:: Material for this task ::
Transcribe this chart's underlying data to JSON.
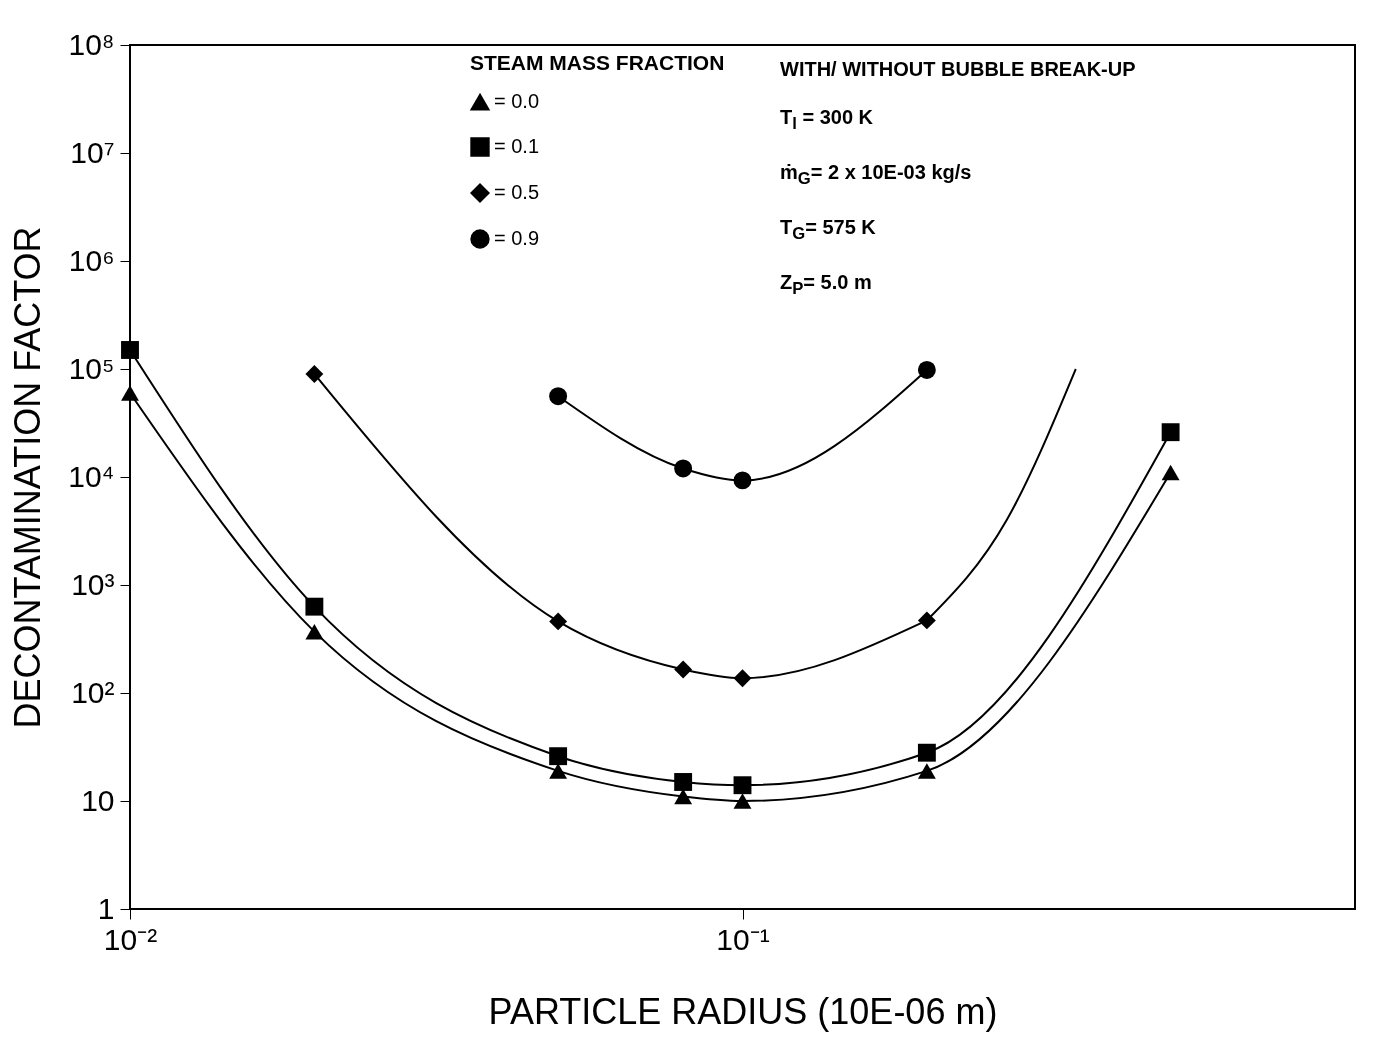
{
  "chart_data": {
    "type": "line",
    "xlabel": "PARTICLE RADIUS (10E-06 m)",
    "ylabel": "DECONTAMINATION FACTOR",
    "legend_title": "STEAM MASS FRACTION",
    "legend": "top",
    "log": "xy",
    "grid": false,
    "xlim": [
      0.01,
      1
    ],
    "xticks": [
      {
        "value": 0.01,
        "label": "10⁻²"
      },
      {
        "value": 0.1,
        "label": "10⁻¹"
      }
    ],
    "ylim": [
      1,
      100000000
    ],
    "yticks": [
      1,
      10,
      {
        "value": 100,
        "label": "10²"
      },
      {
        "value": 1000,
        "label": "10³"
      },
      {
        "value": 10000,
        "label": "10⁴"
      },
      {
        "value": 100000,
        "label": "10⁵"
      },
      {
        "value": 1000000,
        "label": "10⁶"
      },
      {
        "value": 10000000,
        "label": "10⁷"
      },
      {
        "value": 100000000,
        "label": "10⁸"
      }
    ],
    "annotations": [
      "WITH/ WITHOUT BUBBLE BREAK-UP",
      "T$_{l}$ = 300 K",
      "ṁ$_{G}$= 2 x 10E-03 kg/s",
      "T$_{G}$= 575 K",
      "Z$_{P}$= 5.0 m"
    ],
    "series": [
      {
        "name": "= 0.0",
        "color": "#000000",
        "marker": "triangle",
        "x": [
          0.01,
          0.02,
          0.05,
          0.08,
          0.1,
          0.2,
          0.5
        ],
        "values": [
          60000,
          370,
          19,
          11,
          10,
          19,
          11000
        ]
      },
      {
        "name": "= 0.1",
        "color": "#000000",
        "marker": "square",
        "x": [
          0.01,
          0.02,
          0.05,
          0.08,
          0.1,
          0.2,
          0.5
        ],
        "values": [
          150000,
          630,
          26,
          15,
          14,
          28,
          26000
        ]
      },
      {
        "name": "= 0.5",
        "color": "#000000",
        "marker": "diamond",
        "x": [
          0.02,
          0.05,
          0.08,
          0.1,
          0.2
        ],
        "values": [
          90000,
          460,
          165,
          137,
          470
        ]
      },
      {
        "name": "= 0.9",
        "color": "#000000",
        "marker": "circle",
        "x": [
          0.05,
          0.08,
          0.1,
          0.2
        ],
        "values": [
          56000,
          12000,
          9300,
          98000
        ]
      },
      {
        "color": "#000000",
        "marker": "none",
        "x": [
          0.2,
          0.27,
          0.35
        ],
        "values": [
          470,
          4000,
          100000
        ]
      }
    ]
  }
}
:::
Prompt: Reproduce each record above by retyping it exactly; omit all images.

Worked solution:
Transcribe this chart's underlying data to JSON.
{
  "chart_data": {
    "type": "line",
    "xlabel": "PARTICLE RADIUS (10E-06 m)",
    "ylabel": "DECONTAMINATION FACTOR",
    "legend_title": "STEAM MASS FRACTION",
    "legend": "top",
    "log": "xy",
    "grid": false,
    "xlim": [
      0.01,
      1
    ],
    "xticks": [
      {
        "value": 0.01,
        "label": "10⁻²"
      },
      {
        "value": 0.1,
        "label": "10⁻¹"
      }
    ],
    "ylim": [
      1,
      100000000
    ],
    "yticks": [
      1,
      10,
      {
        "value": 100,
        "label": "10²"
      },
      {
        "value": 1000,
        "label": "10³"
      },
      {
        "value": 10000,
        "label": "10⁴"
      },
      {
        "value": 100000,
        "label": "10⁵"
      },
      {
        "value": 1000000,
        "label": "10⁶"
      },
      {
        "value": 10000000,
        "label": "10⁷"
      },
      {
        "value": 100000000,
        "label": "10⁸"
      }
    ],
    "annotations": [
      "WITH/ WITHOUT BUBBLE BREAK-UP",
      "T$_{l}$ = 300 K",
      "ṁ$_{G}$= 2 x 10E-03 kg/s",
      "T$_{G}$= 575 K",
      "Z$_{P}$= 5.0 m"
    ],
    "series": [
      {
        "name": "= 0.0",
        "color": "#000000",
        "marker": "triangle",
        "x": [
          0.01,
          0.02,
          0.05,
          0.08,
          0.1,
          0.2,
          0.5
        ],
        "values": [
          60000,
          370,
          19,
          11,
          10,
          19,
          11000
        ]
      },
      {
        "name": "= 0.1",
        "color": "#000000",
        "marker": "square",
        "x": [
          0.01,
          0.02,
          0.05,
          0.08,
          0.1,
          0.2,
          0.5
        ],
        "values": [
          150000,
          630,
          26,
          15,
          14,
          28,
          26000
        ]
      },
      {
        "name": "= 0.5",
        "color": "#000000",
        "marker": "diamond",
        "x": [
          0.02,
          0.05,
          0.08,
          0.1,
          0.2
        ],
        "values": [
          90000,
          460,
          165,
          137,
          470
        ]
      },
      {
        "name": "= 0.9",
        "color": "#000000",
        "marker": "circle",
        "x": [
          0.05,
          0.08,
          0.1,
          0.2
        ],
        "values": [
          56000,
          12000,
          9300,
          98000
        ]
      },
      {
        "color": "#000000",
        "marker": "none",
        "x": [
          0.2,
          0.27,
          0.35
        ],
        "values": [
          470,
          4000,
          100000
        ]
      }
    ]
  }
}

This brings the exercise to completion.